[Data listing]
** begin **
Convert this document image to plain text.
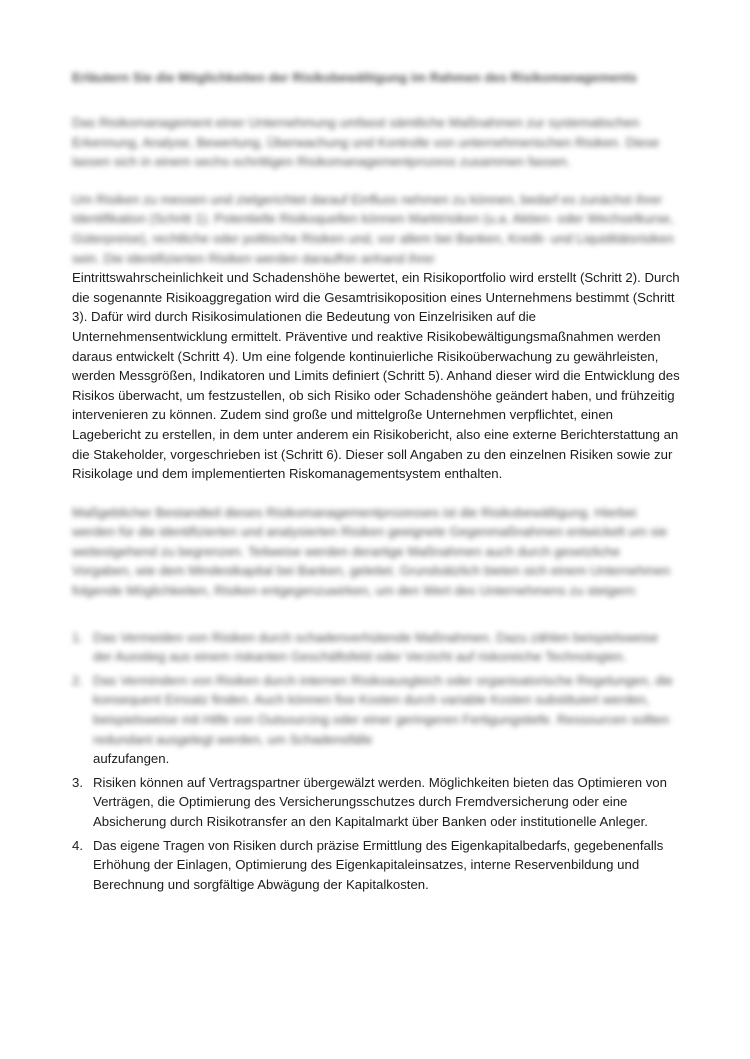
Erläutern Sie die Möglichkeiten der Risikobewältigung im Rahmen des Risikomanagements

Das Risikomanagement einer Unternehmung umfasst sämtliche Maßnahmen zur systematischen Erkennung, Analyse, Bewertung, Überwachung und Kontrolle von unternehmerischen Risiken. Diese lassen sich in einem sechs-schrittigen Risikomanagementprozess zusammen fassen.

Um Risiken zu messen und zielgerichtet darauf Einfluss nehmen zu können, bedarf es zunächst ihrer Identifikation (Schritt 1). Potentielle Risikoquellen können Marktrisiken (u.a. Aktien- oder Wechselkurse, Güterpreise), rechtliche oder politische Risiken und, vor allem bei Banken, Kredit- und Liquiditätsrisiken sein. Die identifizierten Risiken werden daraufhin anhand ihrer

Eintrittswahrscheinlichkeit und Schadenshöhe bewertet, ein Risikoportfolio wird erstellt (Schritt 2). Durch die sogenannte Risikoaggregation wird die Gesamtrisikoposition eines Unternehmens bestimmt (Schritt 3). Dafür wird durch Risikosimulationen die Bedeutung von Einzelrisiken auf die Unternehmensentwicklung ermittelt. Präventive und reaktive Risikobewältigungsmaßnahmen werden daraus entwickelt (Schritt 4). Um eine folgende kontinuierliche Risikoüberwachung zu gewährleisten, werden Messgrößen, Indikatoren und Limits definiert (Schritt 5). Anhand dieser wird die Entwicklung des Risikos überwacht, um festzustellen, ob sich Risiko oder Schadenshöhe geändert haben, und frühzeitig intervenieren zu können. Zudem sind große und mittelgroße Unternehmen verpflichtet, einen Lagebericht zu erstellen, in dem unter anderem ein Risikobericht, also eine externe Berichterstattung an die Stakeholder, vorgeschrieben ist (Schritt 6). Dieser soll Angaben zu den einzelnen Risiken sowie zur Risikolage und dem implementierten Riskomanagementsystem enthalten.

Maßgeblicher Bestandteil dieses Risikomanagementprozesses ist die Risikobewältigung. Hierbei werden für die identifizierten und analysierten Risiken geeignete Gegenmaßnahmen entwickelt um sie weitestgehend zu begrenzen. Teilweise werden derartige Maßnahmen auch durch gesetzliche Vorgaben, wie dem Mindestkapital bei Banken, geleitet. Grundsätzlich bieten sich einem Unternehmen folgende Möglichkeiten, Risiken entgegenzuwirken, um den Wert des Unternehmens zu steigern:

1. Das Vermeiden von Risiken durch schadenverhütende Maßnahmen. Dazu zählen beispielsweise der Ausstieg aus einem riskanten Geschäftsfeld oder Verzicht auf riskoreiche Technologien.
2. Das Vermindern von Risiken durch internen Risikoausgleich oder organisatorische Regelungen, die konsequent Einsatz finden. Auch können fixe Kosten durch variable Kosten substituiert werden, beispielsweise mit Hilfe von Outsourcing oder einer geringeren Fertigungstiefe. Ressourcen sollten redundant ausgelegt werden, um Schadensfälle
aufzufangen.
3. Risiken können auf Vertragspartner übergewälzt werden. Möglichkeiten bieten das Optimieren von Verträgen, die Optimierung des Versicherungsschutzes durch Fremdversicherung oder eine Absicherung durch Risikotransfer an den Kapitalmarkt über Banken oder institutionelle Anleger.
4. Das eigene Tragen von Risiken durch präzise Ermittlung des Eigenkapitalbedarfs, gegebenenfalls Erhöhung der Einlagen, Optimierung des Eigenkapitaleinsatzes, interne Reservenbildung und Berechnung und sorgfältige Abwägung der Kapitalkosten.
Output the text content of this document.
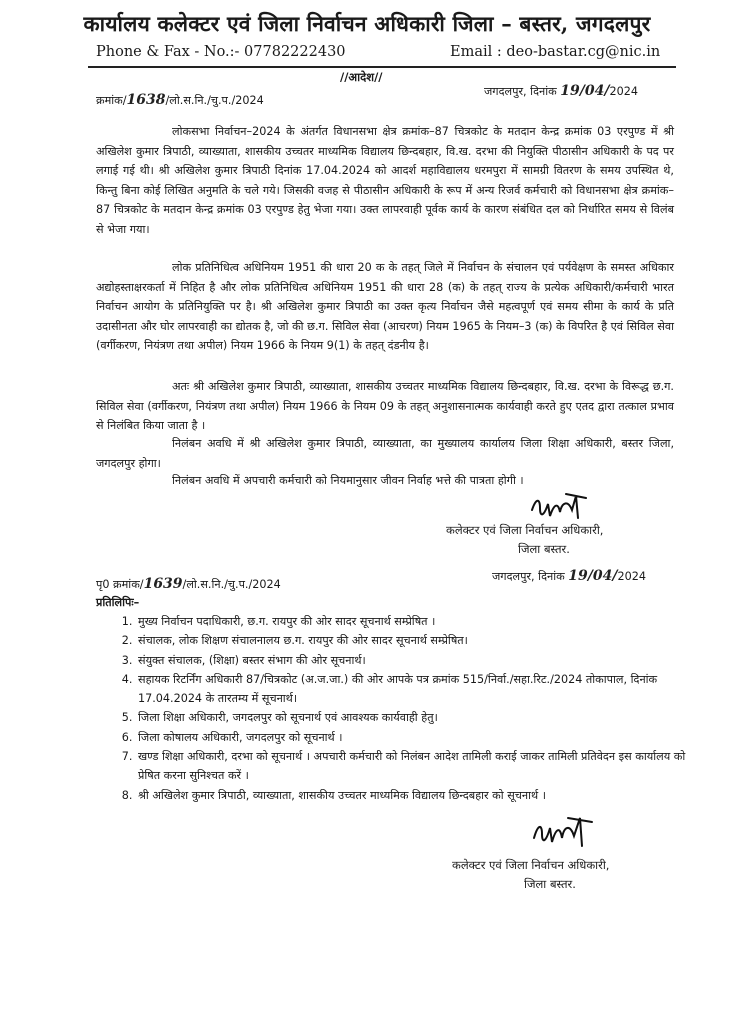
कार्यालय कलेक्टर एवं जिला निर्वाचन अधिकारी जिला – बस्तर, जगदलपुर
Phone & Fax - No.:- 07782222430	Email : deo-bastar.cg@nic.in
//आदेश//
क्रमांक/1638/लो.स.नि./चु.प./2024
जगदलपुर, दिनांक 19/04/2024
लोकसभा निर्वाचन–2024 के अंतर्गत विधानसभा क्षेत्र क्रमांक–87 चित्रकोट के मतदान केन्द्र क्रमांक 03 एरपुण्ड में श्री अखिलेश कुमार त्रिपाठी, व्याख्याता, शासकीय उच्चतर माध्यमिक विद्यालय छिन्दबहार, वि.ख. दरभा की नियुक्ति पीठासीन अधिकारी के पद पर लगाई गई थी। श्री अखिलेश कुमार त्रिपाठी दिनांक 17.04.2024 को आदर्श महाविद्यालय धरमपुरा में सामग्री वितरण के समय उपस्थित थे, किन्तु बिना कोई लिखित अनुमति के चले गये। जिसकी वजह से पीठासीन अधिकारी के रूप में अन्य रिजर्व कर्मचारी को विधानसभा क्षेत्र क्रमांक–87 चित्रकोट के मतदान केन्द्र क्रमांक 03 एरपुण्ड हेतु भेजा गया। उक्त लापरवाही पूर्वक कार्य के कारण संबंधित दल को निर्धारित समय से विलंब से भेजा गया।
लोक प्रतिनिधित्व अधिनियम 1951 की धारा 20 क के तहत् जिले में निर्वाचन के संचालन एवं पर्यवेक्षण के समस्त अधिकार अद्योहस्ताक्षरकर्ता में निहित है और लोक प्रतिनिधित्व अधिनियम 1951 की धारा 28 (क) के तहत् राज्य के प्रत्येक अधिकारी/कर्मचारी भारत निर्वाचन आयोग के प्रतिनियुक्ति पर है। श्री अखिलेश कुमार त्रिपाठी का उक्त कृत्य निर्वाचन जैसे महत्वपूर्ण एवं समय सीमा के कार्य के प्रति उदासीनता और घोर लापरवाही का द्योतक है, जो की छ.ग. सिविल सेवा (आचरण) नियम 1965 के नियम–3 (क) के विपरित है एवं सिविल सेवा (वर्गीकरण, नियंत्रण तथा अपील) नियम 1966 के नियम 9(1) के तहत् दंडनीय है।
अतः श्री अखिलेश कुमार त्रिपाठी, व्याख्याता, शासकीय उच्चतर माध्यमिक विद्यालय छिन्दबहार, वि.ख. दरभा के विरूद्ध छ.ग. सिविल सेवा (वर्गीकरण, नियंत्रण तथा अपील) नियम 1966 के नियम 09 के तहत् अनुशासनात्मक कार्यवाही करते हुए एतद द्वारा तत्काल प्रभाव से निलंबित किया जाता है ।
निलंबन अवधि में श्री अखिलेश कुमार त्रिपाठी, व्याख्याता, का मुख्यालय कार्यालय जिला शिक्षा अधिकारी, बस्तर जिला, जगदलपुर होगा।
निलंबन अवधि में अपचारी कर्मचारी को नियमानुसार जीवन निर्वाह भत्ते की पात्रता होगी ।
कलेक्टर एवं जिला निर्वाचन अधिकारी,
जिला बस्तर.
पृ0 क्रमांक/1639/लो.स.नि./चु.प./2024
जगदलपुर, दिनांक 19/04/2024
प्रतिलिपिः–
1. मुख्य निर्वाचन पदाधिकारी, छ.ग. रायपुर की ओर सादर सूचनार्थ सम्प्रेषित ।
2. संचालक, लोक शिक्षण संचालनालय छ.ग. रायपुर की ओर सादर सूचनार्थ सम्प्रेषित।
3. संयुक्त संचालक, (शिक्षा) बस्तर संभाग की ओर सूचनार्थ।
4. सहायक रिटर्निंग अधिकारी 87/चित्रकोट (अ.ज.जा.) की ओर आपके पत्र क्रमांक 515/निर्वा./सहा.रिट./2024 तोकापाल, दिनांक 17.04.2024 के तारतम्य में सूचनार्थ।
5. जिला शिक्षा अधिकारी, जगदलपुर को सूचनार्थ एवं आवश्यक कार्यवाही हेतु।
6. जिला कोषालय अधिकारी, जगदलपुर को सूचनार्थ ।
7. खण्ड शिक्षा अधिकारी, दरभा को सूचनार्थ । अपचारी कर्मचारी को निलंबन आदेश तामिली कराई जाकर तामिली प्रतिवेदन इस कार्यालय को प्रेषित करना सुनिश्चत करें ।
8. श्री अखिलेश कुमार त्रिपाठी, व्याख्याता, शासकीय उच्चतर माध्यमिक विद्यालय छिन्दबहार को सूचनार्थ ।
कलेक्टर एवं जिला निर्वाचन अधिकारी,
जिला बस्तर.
** end **
** begin **
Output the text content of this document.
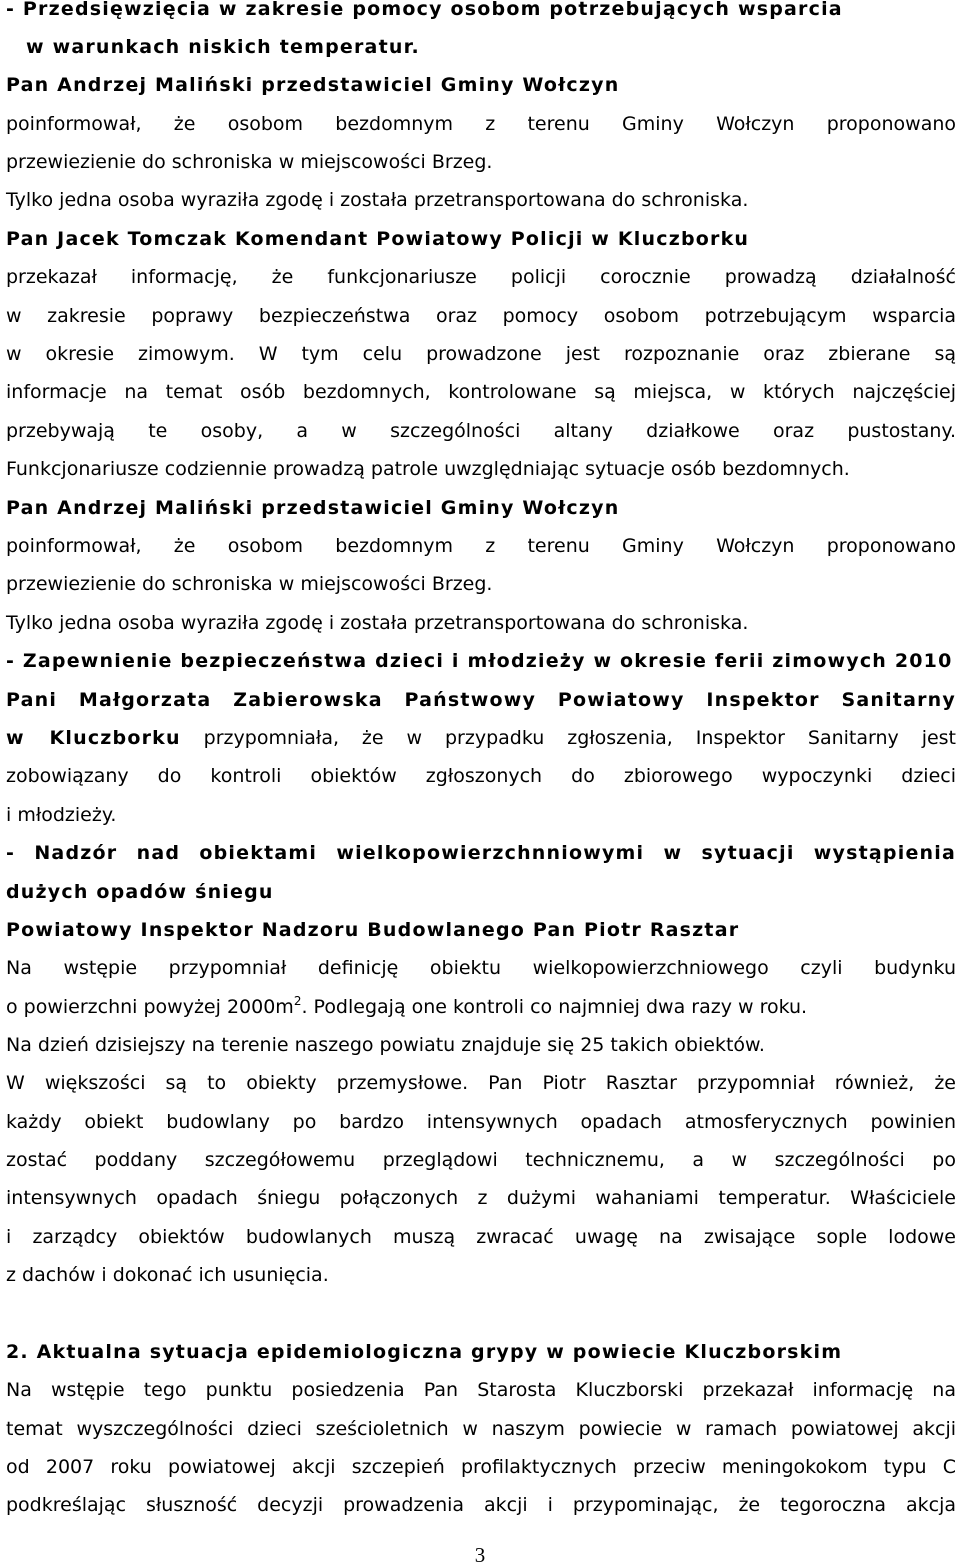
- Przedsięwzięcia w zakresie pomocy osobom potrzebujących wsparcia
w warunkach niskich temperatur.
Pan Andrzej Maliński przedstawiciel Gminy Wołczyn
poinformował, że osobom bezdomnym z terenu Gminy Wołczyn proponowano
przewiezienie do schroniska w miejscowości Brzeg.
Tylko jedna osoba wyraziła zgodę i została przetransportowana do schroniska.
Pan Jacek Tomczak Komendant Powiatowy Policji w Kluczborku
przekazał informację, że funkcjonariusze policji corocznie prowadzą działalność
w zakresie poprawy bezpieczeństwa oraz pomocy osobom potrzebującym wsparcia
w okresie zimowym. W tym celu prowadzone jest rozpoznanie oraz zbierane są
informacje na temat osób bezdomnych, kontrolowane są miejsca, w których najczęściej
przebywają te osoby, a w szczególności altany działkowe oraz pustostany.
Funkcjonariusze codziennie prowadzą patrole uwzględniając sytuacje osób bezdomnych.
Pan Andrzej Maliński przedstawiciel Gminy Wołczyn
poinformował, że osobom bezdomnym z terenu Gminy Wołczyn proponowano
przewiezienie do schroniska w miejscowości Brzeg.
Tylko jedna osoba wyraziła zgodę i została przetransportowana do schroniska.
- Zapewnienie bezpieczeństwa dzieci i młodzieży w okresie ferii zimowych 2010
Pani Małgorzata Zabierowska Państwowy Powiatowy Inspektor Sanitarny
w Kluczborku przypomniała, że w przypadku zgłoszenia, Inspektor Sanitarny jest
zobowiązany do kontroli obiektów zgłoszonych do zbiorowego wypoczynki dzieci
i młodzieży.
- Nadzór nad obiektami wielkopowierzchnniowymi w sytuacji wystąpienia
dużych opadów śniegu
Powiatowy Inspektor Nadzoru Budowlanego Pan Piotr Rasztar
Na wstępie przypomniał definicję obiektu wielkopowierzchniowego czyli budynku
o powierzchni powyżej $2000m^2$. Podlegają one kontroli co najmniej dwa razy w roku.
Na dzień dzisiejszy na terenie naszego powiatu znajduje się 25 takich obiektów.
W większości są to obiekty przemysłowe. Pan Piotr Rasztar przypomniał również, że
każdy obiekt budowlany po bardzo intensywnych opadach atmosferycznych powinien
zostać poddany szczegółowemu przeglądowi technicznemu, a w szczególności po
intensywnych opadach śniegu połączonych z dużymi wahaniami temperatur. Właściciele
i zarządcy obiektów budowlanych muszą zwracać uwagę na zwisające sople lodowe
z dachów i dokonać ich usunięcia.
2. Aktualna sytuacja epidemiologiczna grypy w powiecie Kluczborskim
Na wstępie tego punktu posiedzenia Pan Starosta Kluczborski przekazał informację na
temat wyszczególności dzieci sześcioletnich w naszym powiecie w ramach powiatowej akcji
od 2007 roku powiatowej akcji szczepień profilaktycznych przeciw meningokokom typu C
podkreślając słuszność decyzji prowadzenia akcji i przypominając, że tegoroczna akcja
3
** end **
◆ Requirements: Among the lines of the data above, count those holding "zakresie" and state only the number.

◆ Problem solution: 2